• **WHAT IS EXPECTED**
Render every entry verbatim.

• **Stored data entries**
···
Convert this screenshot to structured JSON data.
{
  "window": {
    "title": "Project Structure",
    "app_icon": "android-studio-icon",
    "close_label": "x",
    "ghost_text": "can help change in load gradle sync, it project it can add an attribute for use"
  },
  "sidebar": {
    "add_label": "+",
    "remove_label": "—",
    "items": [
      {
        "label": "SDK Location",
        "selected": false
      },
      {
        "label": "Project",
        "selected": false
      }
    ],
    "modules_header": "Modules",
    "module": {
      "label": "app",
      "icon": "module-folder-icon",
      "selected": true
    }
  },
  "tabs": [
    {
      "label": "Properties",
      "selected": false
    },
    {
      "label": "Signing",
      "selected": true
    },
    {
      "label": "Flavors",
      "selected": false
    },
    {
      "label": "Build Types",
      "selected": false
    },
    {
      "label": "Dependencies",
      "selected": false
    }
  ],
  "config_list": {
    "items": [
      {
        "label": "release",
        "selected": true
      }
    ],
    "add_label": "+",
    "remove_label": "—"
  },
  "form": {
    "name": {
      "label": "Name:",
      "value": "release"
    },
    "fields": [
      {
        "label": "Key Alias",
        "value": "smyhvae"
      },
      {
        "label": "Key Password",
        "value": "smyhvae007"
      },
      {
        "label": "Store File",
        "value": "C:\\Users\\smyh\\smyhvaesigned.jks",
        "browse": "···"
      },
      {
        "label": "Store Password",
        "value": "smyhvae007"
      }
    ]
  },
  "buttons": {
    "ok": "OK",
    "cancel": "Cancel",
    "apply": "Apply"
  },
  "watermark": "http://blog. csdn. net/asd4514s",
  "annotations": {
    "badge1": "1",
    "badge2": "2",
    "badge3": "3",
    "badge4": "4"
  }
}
···
• **SOLUTION TO THE PROBLEM**
Convert this screenshot to structured JSON data.
{
  "window": {
    "title": "Project Structure",
    "app_icon": "android-studio-icon",
    "close_label": "x",
    "ghost_text": "can help change in load gradle sync, it project it can add an attribute for use"
  },
  "sidebar": {
    "add_label": "+",
    "remove_label": "—",
    "items": [
      {
        "label": "SDK Location",
        "selected": false
      },
      {
        "label": "Project",
        "selected": false
      }
    ],
    "modules_header": "Modules",
    "module": {
      "label": "app",
      "icon": "module-folder-icon",
      "selected": true
    }
  },
  "tabs": [
    {
      "label": "Properties",
      "selected": false
    },
    {
      "label": "Signing",
      "selected": true
    },
    {
      "label": "Flavors",
      "selected": false
    },
    {
      "label": "Build Types",
      "selected": false
    },
    {
      "label": "Dependencies",
      "selected": false
    }
  ],
  "config_list": {
    "items": [
      {
        "label": "release",
        "selected": true
      }
    ],
    "add_label": "+",
    "remove_label": "—"
  },
  "form": {
    "name": {
      "label": "Name:",
      "value": "release"
    },
    "fields": [
      {
        "label": "Key Alias",
        "value": "smyhvae"
      },
      {
        "label": "Key Password",
        "value": "smyhvae007"
      },
      {
        "label": "Store File",
        "value": "C:\\Users\\smyh\\smyhvaesigned.jks",
        "browse": "···"
      },
      {
        "label": "Store Password",
        "value": "smyhvae007"
      }
    ]
  },
  "buttons": {
    "ok": "OK",
    "cancel": "Cancel",
    "apply": "Apply"
  },
  "watermark": "http://blog. csdn. net/asd4514s",
  "annotations": {
    "badge1": "1",
    "badge2": "2",
    "badge3": "3",
    "badge4": "4"
  }
}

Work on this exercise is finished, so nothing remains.